#### Source material
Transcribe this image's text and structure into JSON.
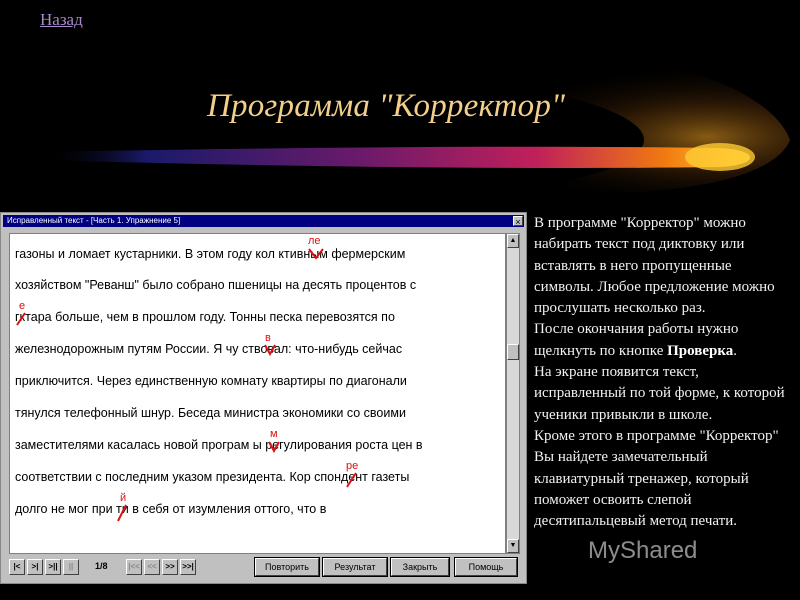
{
  "nav": {
    "back_label": "Назад"
  },
  "slide": {
    "title": "Программа \"Корректор\""
  },
  "app": {
    "window_title": "Исправленный текст - [Часть 1. Упражнение 5]",
    "close_glyph": "×",
    "lines": [
      "газоны и ломает кустарники.  В этом году кол    ктивным фермерским",
      "хозяйством \"Реванш\" было собрано пшеницы на десять процентов с",
      " гктара больше, чем в прошлом году.  Тонны песка перевозятся по",
      "железнодорожным путям России.  Я чу   ствовал: что-нибудь сейчас",
      "приключится.  Через единственную комнату квартиры по диагонали",
      "тянулся телефонный шнур.  Беседа министра экономики со своими",
      "заместителями касалась новой програм   ы регулирования роста цен в",
      "соответствии с последним указом президента.  Кор    спондент газеты",
      "долго не мог при  ти в себя от изумления оттого, что в"
    ],
    "corrections": [
      "ле",
      "е",
      "в",
      "м",
      "ре",
      "й"
    ],
    "page_indicator": "1/8",
    "nav_buttons": [
      "|<",
      ">|",
      ">||",
      "||",
      "|<<",
      "<<",
      ">>",
      ">>|"
    ],
    "buttons": {
      "repeat": "Повторить",
      "result": "Результат",
      "close": "Закрыть",
      "help": "Помощь"
    }
  },
  "description": {
    "p1": "В программе \"Корректор\" можно набирать текст под диктовку или вставлять в него пропущенные символы. Любое предложение можно прослушать несколько раз.",
    "p2_before": "После окончания работы нужно щелкнуть по кнопке ",
    "p2_bold": "Проверка",
    "p2_after": ".",
    "p3": "На экране появится текст, исправленный по той форме, к которой ученики привыкли в школе.",
    "p4": "Кроме этого в программе \"Корректор\" Вы найдете замечательный клавиатурный тренажер, который поможет освоить слепой десятипальцевый метод печати."
  },
  "watermark": "MyShared"
}
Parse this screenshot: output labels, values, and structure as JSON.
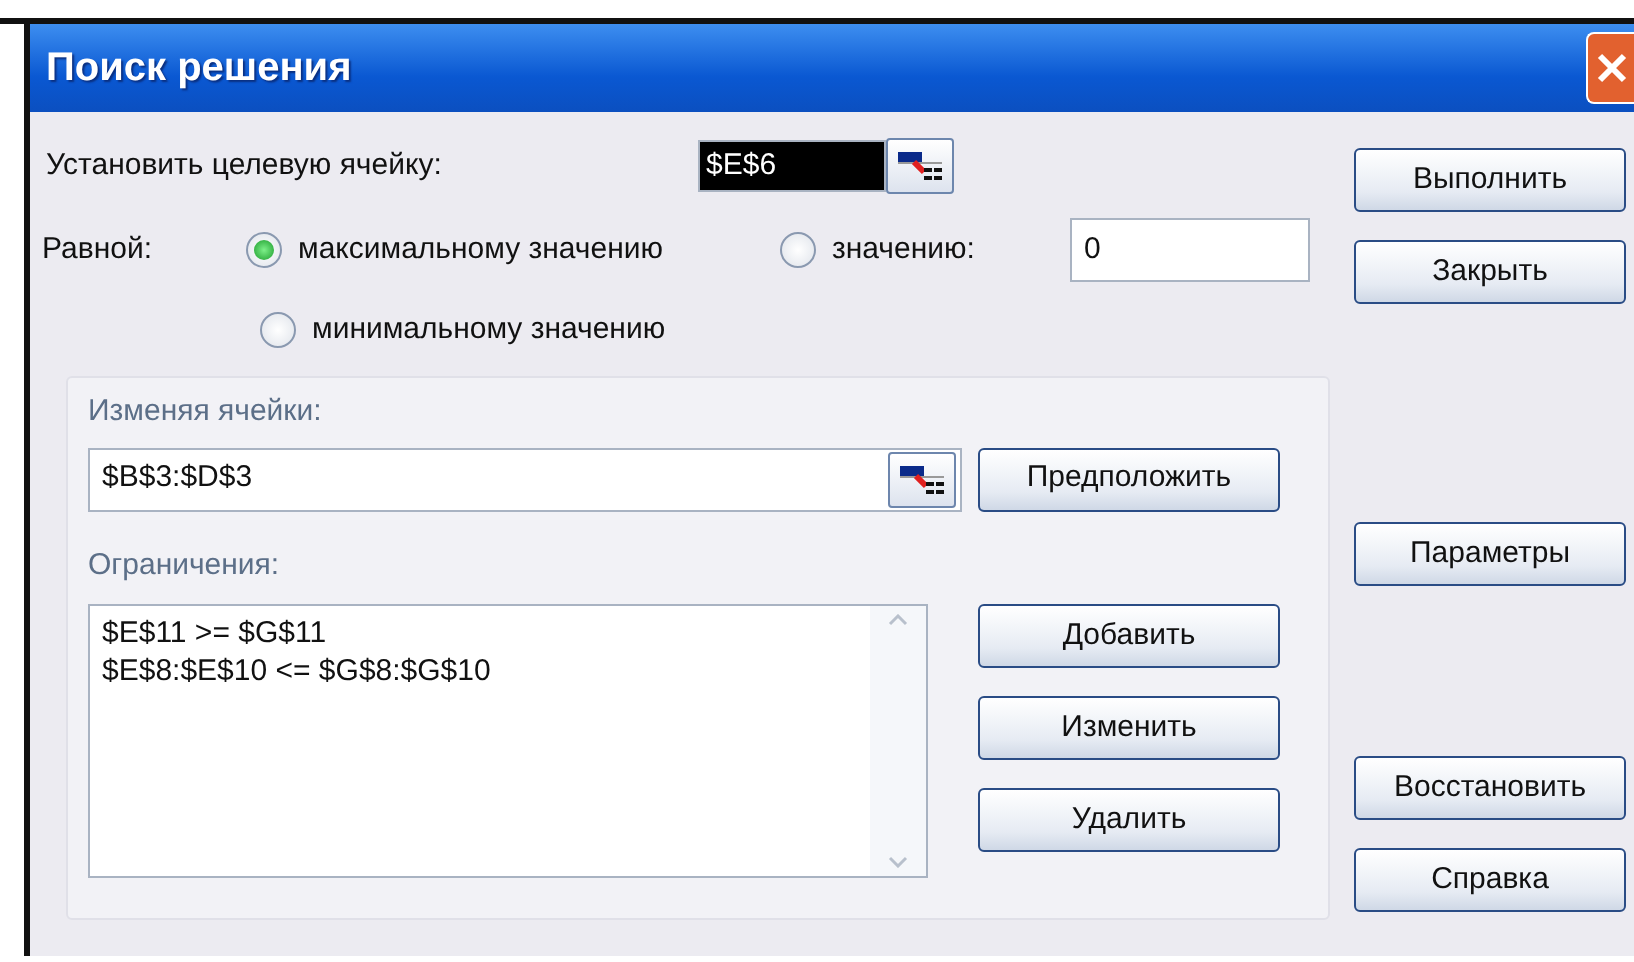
########
What is being asked
Each line in the records above should be reproduced exactly; images are not copied.

Answer to this exercise
Transcribe this image's text and structure into JSON.
{
  "nav": {
    "back_label": "Назад"
  },
  "slide": {
    "title": "Программа \"Корректор\""
  },
  "app": {
    "window_title": "Исправленный текст - [Часть 1. Упражнение 5]",
    "close_glyph": "×",
    "lines": [
      "газоны и ломает кустарники.  В этом году кол    ктивным фермерским",
      "хозяйством \"Реванш\" было собрано пшеницы на десять процентов с",
      " гктара больше, чем в прошлом году.  Тонны песка перевозятся по",
      "железнодорожным путям России.  Я чу   ствовал: что-нибудь сейчас",
      "приключится.  Через единственную комнату квартиры по диагонали",
      "тянулся телефонный шнур.  Беседа министра экономики со своими",
      "заместителями касалась новой програм   ы регулирования роста цен в",
      "соответствии с последним указом президента.  Кор    спондент газеты",
      "долго не мог при  ти в себя от изумления оттого, что в"
    ],
    "corrections": [
      "ле",
      "е",
      "в",
      "м",
      "ре",
      "й"
    ],
    "page_indicator": "1/8",
    "nav_buttons": [
      "|<",
      ">|",
      ">||",
      "||",
      "|<<",
      "<<",
      ">>",
      ">>|"
    ],
    "buttons": {
      "repeat": "Повторить",
      "result": "Результат",
      "close": "Закрыть",
      "help": "Помощь"
    }
  },
  "description": {
    "p1": "В программе \"Корректор\" можно набирать текст под диктовку или вставлять в него пропущенные символы. Любое предложение можно прослушать несколько раз.",
    "p2_before": "После окончания работы нужно щелкнуть по кнопке ",
    "p2_bold": "Проверка",
    "p2_after": ".",
    "p3": "На экране появится текст, исправленный по той форме, к которой ученики привыкли в школе.",
    "p4": "Кроме этого в программе \"Корректор\" Вы найдете замечательный клавиатурный тренажер, который поможет освоить слепой десятипальцевый метод печати."
  },
  "watermark": "MyShared"
}
Parse this screenshot: output labels, values, and structure as JSON.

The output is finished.